> **PROBLEM TO WORK ON**: Each line of the material below should be reproduced exactly.

> **TASK INPUT**:
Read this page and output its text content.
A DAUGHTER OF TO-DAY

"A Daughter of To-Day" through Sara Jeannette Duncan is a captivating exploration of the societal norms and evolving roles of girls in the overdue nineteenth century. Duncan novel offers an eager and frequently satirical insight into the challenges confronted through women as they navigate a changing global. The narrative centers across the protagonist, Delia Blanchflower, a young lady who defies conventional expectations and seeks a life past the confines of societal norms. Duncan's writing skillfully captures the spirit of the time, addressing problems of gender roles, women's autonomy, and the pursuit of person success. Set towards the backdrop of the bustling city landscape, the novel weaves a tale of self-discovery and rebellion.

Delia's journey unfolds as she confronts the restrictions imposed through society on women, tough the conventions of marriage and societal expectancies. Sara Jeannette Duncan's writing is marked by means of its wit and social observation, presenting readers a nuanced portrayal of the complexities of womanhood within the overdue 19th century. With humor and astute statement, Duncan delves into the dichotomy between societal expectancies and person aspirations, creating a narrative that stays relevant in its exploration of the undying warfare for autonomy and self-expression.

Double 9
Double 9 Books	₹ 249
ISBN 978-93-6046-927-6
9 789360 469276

> **WRITTEN RESPONSE**:
Read this page and output its text content.
A DAUGHTER OF TO-DAY

"A Daughter of To-Day" through Sara Jeannette Duncan is a captivating exploration of the societal norms and evolving roles of girls in the overdue nineteenth century. Duncan novel offers an eager and frequently satirical insight into the challenges confronted through women as they navigate a changing global. The narrative centers across the protagonist, Delia Blanchflower, a young lady who defies conventional expectations and seeks a life past the confines of societal norms. Duncan's writing skillfully captures the spirit of the time, addressing problems of gender roles, women's autonomy, and the pursuit of person success. Set towards the backdrop of the bustling city landscape, the novel weaves a tale of self-discovery and rebellion.

Delia's journey unfolds as she confronts the restrictions imposed through society on women, tough the conventions of marriage and societal expectancies. Sara Jeannette Duncan's writing is marked by means of its wit and social observation, presenting readers a nuanced portrayal of the complexities of womanhood within the overdue 19th century. With humor and astute statement, Duncan delves into the dichotomy between societal expectancies and person aspirations, creating a narrative that stays relevant in its exploration of the undying warfare for autonomy and self-expression.

Double 9
Double 9 Books	₹ 249
ISBN 978-93-6046-927-6
9 789360 469276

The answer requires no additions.